● **What to produce**
Write every record out again exactly as given.

Collected data:
·····

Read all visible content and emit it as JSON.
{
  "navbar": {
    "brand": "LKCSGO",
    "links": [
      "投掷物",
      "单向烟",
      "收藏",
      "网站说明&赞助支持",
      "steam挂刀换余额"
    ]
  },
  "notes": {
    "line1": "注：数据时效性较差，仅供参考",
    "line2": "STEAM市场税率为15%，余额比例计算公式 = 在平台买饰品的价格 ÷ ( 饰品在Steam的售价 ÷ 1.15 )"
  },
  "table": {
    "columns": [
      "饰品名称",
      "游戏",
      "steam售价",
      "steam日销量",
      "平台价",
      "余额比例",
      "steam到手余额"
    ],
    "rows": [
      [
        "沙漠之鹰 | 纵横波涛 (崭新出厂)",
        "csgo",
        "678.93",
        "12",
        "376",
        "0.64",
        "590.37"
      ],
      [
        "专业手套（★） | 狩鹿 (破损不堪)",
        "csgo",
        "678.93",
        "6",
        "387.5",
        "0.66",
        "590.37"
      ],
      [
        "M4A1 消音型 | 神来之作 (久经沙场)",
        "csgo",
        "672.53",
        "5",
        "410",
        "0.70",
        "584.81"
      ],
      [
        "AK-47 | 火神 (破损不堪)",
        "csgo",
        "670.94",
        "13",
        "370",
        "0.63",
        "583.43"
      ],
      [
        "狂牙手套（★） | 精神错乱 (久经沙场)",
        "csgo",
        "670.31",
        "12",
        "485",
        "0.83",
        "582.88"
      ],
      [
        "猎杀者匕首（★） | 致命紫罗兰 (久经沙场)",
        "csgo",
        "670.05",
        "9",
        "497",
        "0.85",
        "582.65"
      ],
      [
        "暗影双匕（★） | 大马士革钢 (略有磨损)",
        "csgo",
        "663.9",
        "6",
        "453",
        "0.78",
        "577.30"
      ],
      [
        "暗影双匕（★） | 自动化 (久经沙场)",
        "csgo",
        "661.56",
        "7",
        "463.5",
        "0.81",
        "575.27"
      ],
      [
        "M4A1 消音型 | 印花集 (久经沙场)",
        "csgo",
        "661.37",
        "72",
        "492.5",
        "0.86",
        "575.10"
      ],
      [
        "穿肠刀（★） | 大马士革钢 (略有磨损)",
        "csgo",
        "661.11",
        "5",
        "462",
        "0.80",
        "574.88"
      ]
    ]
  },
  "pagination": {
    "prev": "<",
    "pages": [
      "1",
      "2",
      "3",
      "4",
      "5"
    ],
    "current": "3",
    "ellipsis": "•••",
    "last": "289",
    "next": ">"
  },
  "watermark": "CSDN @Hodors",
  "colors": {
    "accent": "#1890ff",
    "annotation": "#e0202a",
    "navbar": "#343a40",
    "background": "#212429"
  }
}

·····

● **Solution below**
Read all visible content and emit it as JSON.
{
  "navbar": {
    "brand": "LKCSGO",
    "links": [
      "投掷物",
      "单向烟",
      "收藏",
      "网站说明&赞助支持",
      "steam挂刀换余额"
    ]
  },
  "notes": {
    "line1": "注：数据时效性较差，仅供参考",
    "line2": "STEAM市场税率为15%，余额比例计算公式 = 在平台买饰品的价格 ÷ ( 饰品在Steam的售价 ÷ 1.15 )"
  },
  "table": {
    "columns": [
      "饰品名称",
      "游戏",
      "steam售价",
      "steam日销量",
      "平台价",
      "余额比例",
      "steam到手余额"
    ],
    "rows": [
      [
        "沙漠之鹰 | 纵横波涛 (崭新出厂)",
        "csgo",
        "678.93",
        "12",
        "376",
        "0.64",
        "590.37"
      ],
      [
        "专业手套（★） | 狩鹿 (破损不堪)",
        "csgo",
        "678.93",
        "6",
        "387.5",
        "0.66",
        "590.37"
      ],
      [
        "M4A1 消音型 | 神来之作 (久经沙场)",
        "csgo",
        "672.53",
        "5",
        "410",
        "0.70",
        "584.81"
      ],
      [
        "AK-47 | 火神 (破损不堪)",
        "csgo",
        "670.94",
        "13",
        "370",
        "0.63",
        "583.43"
      ],
      [
        "狂牙手套（★） | 精神错乱 (久经沙场)",
        "csgo",
        "670.31",
        "12",
        "485",
        "0.83",
        "582.88"
      ],
      [
        "猎杀者匕首（★） | 致命紫罗兰 (久经沙场)",
        "csgo",
        "670.05",
        "9",
        "497",
        "0.85",
        "582.65"
      ],
      [
        "暗影双匕（★） | 大马士革钢 (略有磨损)",
        "csgo",
        "663.9",
        "6",
        "453",
        "0.78",
        "577.30"
      ],
      [
        "暗影双匕（★） | 自动化 (久经沙场)",
        "csgo",
        "661.56",
        "7",
        "463.5",
        "0.81",
        "575.27"
      ],
      [
        "M4A1 消音型 | 印花集 (久经沙场)",
        "csgo",
        "661.37",
        "72",
        "492.5",
        "0.86",
        "575.10"
      ],
      [
        "穿肠刀（★） | 大马士革钢 (略有磨损)",
        "csgo",
        "661.11",
        "5",
        "462",
        "0.80",
        "574.88"
      ]
    ]
  },
  "pagination": {
    "prev": "<",
    "pages": [
      "1",
      "2",
      "3",
      "4",
      "5"
    ],
    "current": "3",
    "ellipsis": "•••",
    "last": "289",
    "next": ">"
  },
  "watermark": "CSDN @Hodors",
  "colors": {
    "accent": "#1890ff",
    "annotation": "#e0202a",
    "navbar": "#343a40",
    "background": "#212429"
  }
}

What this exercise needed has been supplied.